## What needs to be done
Pull every line containing the word "Приём" from the records.

——

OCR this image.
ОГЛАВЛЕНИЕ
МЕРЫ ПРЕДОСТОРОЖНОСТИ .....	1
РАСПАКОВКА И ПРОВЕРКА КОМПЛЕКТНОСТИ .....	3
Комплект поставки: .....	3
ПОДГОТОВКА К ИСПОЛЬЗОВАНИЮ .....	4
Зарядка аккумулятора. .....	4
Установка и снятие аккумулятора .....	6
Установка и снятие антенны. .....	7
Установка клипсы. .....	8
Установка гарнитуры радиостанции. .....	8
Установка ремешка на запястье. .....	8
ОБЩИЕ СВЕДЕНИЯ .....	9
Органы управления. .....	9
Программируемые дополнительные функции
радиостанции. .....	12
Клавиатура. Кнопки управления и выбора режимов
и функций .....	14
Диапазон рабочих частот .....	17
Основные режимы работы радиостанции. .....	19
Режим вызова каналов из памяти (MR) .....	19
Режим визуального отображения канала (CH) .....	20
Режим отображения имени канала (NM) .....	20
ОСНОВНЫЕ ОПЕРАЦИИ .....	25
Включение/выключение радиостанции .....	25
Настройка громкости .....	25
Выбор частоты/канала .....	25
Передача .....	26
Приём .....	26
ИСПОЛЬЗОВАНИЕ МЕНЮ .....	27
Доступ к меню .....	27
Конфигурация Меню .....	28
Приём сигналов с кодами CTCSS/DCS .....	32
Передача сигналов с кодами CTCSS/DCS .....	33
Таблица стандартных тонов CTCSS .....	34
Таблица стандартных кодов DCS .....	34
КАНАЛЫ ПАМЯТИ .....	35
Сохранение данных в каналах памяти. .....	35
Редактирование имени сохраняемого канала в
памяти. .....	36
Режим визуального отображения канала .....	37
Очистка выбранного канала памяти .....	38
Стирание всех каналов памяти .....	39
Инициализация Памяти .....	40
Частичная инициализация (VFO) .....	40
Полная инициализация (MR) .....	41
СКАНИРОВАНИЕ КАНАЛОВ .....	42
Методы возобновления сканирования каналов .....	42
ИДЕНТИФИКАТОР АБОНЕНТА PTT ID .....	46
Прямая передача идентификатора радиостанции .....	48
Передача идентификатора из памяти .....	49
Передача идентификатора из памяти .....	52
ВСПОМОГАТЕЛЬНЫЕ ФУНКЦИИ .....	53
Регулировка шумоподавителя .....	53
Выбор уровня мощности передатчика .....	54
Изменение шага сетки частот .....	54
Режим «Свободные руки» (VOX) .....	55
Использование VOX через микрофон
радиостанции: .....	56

——

## Answer for the task
Приём .....	26
Приём сигналов с кодами CTCSS/DCS .....	32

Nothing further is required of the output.